(Rows from a figure dataset)
* * * * * * * * *

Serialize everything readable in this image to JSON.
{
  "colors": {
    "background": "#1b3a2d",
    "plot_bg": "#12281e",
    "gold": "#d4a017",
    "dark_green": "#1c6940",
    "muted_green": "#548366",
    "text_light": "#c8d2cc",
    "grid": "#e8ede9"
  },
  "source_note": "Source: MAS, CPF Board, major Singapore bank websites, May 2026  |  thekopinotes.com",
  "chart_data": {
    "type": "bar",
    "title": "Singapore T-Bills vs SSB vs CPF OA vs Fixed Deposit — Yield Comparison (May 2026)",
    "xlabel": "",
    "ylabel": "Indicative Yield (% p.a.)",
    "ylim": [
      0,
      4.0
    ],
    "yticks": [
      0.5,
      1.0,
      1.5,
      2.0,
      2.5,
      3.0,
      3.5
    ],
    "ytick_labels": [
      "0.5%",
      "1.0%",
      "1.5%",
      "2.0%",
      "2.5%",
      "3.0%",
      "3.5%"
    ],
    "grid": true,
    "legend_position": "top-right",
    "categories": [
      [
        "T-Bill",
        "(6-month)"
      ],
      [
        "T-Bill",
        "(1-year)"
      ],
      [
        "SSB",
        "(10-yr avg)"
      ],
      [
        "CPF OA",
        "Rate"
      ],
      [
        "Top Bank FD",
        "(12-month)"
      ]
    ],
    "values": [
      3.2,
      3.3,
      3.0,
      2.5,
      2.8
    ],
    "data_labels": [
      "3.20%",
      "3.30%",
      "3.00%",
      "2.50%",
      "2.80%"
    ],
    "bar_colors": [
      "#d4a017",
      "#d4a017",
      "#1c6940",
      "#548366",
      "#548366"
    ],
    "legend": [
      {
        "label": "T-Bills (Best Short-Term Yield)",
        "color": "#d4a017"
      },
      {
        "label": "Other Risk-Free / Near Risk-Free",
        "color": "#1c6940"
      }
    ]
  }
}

* * * * * * * * *

WHAT IS ASKED: Restate the data above exactly, keeping each word as it stands.

CORRECT RESPONSE:
Serialize everything readable in this image to JSON.
{
  "colors": {
    "background": "#1b3a2d",
    "plot_bg": "#12281e",
    "gold": "#d4a017",
    "dark_green": "#1c6940",
    "muted_green": "#548366",
    "text_light": "#c8d2cc",
    "grid": "#e8ede9"
  },
  "source_note": "Source: MAS, CPF Board, major Singapore bank websites, May 2026  |  thekopinotes.com",
  "chart_data": {
    "type": "bar",
    "title": "Singapore T-Bills vs SSB vs CPF OA vs Fixed Deposit — Yield Comparison (May 2026)",
    "xlabel": "",
    "ylabel": "Indicative Yield (% p.a.)",
    "ylim": [
      0,
      4.0
    ],
    "yticks": [
      0.5,
      1.0,
      1.5,
      2.0,
      2.5,
      3.0,
      3.5
    ],
    "ytick_labels": [
      "0.5%",
      "1.0%",
      "1.5%",
      "2.0%",
      "2.5%",
      "3.0%",
      "3.5%"
    ],
    "grid": true,
    "legend_position": "top-right",
    "categories": [
      [
        "T-Bill",
        "(6-month)"
      ],
      [
        "T-Bill",
        "(1-year)"
      ],
      [
        "SSB",
        "(10-yr avg)"
      ],
      [
        "CPF OA",
        "Rate"
      ],
      [
        "Top Bank FD",
        "(12-month)"
      ]
    ],
    "values": [
      3.2,
      3.3,
      3.0,
      2.5,
      2.8
    ],
    "data_labels": [
      "3.20%",
      "3.30%",
      "3.00%",
      "2.50%",
      "2.80%"
    ],
    "bar_colors": [
      "#d4a017",
      "#d4a017",
      "#1c6940",
      "#548366",
      "#548366"
    ],
    "legend": [
      {
        "label": "T-Bills (Best Short-Term Yield)",
        "color": "#d4a017"
      },
      {
        "label": "Other Risk-Free / Near Risk-Free",
        "color": "#1c6940"
      }
    ]
  }
}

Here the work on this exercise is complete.